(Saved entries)
───

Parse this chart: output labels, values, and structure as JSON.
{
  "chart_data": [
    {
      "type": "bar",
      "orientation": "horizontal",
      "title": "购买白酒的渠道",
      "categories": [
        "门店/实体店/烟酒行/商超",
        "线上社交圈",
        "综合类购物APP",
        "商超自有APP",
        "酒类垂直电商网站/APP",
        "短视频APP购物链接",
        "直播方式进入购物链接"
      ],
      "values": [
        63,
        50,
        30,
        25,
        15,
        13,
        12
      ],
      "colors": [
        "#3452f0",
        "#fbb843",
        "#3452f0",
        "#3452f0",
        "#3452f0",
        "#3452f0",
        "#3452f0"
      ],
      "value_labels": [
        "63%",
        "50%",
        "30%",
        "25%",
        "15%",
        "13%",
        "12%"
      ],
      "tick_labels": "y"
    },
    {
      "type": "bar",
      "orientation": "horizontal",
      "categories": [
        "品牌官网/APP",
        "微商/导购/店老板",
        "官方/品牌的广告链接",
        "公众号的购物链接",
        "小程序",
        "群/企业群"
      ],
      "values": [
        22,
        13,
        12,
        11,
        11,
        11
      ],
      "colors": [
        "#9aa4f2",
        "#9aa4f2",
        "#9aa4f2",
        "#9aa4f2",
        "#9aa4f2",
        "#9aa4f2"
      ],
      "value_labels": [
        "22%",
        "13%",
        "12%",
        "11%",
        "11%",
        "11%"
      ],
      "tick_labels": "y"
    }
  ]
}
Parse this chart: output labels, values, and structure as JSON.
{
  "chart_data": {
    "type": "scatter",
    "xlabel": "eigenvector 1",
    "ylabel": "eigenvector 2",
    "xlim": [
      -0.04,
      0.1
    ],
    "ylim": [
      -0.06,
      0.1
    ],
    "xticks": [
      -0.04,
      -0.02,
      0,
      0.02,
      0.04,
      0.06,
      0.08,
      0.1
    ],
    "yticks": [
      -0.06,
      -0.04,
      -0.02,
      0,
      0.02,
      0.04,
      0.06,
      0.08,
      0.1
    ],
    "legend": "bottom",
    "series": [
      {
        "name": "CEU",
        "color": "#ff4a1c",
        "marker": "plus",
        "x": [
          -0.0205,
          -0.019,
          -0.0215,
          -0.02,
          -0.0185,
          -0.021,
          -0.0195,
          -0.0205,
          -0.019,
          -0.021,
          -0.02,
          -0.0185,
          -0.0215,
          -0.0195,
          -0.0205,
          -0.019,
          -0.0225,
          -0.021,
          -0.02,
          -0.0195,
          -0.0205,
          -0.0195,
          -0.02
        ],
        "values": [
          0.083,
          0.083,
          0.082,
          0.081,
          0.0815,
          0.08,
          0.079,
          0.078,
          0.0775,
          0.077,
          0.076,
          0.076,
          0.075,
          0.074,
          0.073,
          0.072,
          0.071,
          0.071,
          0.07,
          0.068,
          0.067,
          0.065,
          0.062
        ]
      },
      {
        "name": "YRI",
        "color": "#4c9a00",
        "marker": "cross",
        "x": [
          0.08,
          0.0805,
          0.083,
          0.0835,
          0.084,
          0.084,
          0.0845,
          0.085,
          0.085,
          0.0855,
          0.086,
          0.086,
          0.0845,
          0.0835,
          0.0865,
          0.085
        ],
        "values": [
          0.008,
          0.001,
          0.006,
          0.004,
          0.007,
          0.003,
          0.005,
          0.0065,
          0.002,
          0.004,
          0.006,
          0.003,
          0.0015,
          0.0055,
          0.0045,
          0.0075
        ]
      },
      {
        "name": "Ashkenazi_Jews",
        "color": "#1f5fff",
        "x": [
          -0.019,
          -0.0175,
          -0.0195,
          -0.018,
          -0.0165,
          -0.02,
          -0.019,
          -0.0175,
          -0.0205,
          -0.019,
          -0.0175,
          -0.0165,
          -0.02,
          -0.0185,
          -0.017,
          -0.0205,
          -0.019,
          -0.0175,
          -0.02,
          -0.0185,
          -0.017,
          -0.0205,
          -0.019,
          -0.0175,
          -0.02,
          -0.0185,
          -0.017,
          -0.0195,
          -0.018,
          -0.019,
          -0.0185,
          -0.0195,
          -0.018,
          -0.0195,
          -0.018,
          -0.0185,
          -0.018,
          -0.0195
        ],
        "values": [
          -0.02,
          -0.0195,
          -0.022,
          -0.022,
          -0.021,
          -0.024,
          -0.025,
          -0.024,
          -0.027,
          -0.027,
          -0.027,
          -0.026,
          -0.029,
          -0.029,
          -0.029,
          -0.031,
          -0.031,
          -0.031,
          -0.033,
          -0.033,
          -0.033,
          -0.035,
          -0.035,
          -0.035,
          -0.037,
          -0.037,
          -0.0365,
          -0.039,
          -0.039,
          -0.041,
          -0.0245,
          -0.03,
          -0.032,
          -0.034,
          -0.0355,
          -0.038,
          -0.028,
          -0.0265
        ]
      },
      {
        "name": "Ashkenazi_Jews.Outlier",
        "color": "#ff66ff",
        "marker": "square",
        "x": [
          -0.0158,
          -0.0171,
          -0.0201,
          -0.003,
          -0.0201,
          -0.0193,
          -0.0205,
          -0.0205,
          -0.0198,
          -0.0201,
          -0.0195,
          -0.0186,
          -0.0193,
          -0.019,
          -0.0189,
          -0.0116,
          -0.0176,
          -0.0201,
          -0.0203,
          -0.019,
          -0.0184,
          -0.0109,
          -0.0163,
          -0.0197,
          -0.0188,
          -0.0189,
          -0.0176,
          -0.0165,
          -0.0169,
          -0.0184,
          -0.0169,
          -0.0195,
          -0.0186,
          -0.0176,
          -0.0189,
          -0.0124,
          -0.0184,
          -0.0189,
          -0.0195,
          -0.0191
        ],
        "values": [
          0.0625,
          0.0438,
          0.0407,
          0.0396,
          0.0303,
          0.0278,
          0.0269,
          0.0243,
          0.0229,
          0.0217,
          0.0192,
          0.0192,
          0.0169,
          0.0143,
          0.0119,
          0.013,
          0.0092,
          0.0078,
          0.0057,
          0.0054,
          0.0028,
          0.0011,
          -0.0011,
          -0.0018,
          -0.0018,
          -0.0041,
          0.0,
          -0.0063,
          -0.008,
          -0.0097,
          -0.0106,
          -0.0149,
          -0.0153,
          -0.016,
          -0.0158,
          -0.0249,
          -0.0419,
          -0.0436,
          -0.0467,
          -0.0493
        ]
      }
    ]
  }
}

───

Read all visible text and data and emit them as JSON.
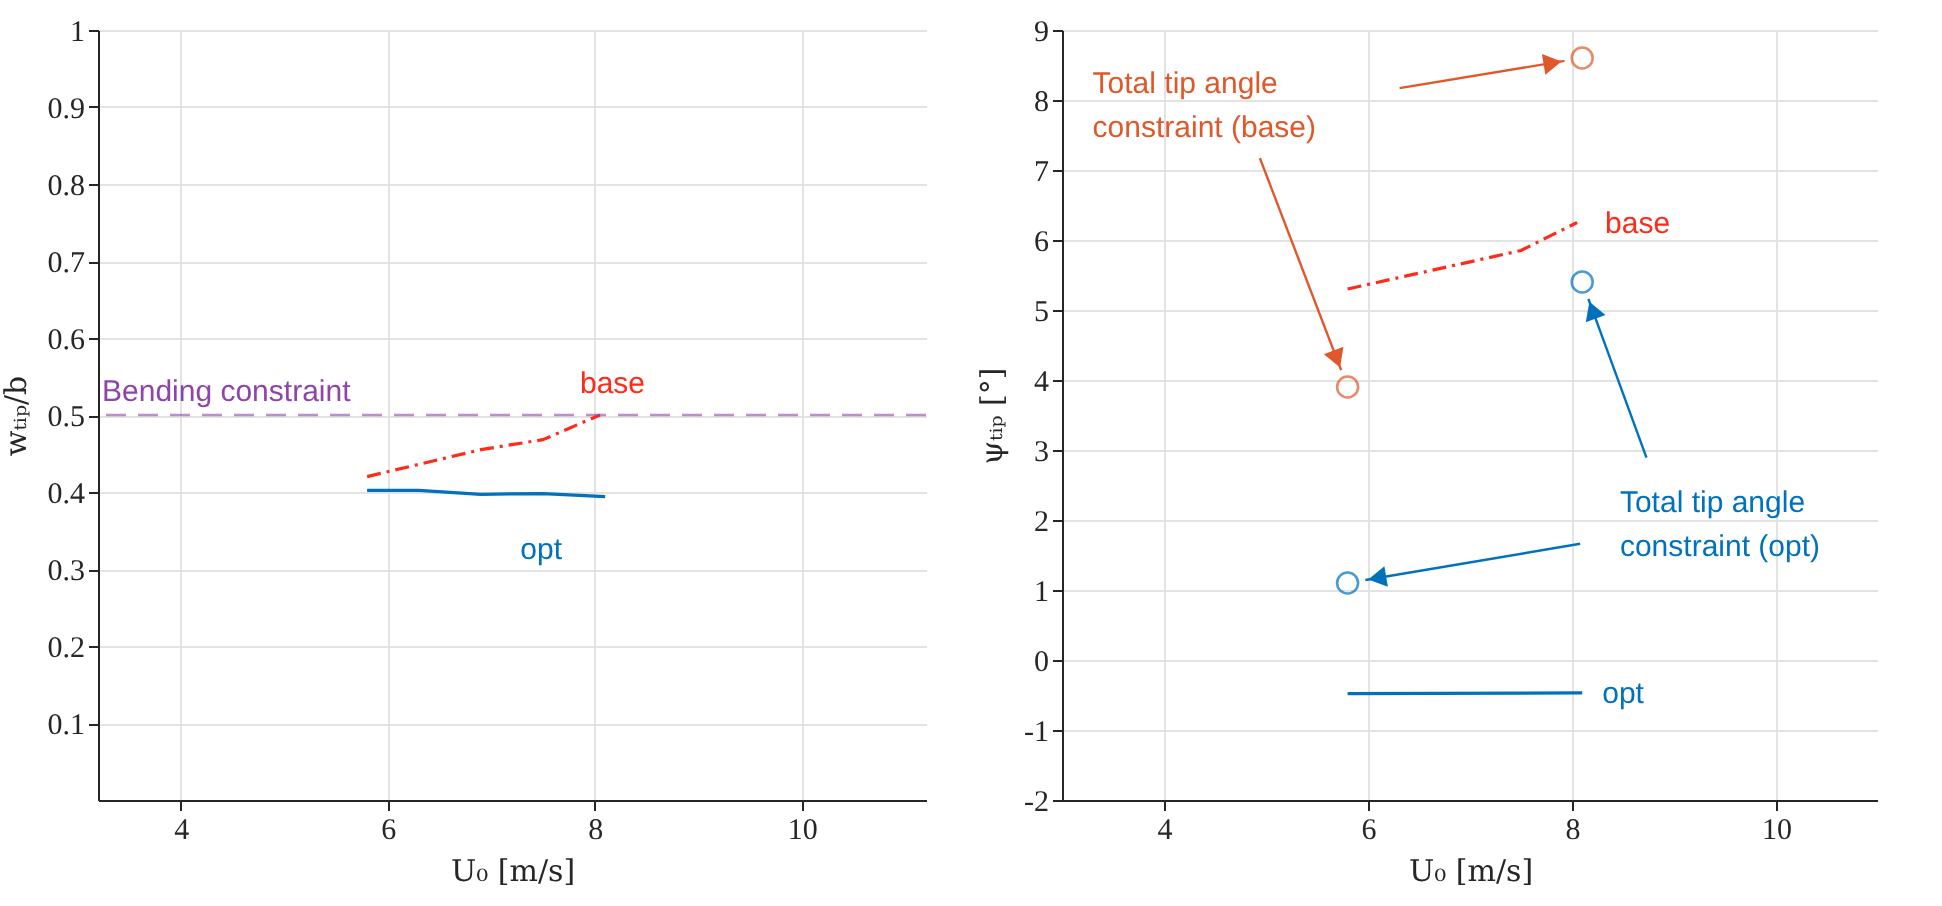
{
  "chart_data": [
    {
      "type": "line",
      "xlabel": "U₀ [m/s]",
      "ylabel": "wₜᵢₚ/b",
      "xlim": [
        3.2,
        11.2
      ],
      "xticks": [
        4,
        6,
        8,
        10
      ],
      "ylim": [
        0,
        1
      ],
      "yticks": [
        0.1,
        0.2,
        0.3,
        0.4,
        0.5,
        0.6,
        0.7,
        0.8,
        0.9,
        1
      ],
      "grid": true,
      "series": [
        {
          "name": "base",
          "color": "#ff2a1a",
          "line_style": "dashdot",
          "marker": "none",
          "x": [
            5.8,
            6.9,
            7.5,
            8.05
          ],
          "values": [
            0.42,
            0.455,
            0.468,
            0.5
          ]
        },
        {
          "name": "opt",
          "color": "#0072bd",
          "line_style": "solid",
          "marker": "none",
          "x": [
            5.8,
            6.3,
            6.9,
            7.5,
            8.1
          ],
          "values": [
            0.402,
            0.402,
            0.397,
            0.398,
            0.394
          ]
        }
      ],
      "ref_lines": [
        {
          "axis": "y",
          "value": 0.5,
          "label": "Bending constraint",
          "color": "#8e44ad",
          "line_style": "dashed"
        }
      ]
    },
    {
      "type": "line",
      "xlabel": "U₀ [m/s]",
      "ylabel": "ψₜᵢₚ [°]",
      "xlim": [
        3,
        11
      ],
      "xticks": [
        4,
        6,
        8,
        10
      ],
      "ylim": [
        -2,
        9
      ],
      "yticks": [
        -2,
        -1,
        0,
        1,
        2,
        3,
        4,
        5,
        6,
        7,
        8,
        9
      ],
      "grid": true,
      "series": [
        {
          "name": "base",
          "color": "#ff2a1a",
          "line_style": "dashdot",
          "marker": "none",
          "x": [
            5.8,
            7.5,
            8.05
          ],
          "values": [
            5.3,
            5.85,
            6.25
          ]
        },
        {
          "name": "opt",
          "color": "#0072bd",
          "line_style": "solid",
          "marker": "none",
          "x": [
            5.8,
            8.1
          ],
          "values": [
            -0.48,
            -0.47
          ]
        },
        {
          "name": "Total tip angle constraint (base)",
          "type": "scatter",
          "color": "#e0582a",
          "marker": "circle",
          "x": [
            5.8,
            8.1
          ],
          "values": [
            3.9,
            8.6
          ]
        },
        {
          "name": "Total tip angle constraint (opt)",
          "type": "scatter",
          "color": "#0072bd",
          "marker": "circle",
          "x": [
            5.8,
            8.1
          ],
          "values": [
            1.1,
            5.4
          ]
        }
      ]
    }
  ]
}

───

■ **Aim**: Show every line above in which the word "eigenvector" occurs.

■ **The result**:
    "xlabel": "eigenvector 1",
    "ylabel": "eigenvector 2",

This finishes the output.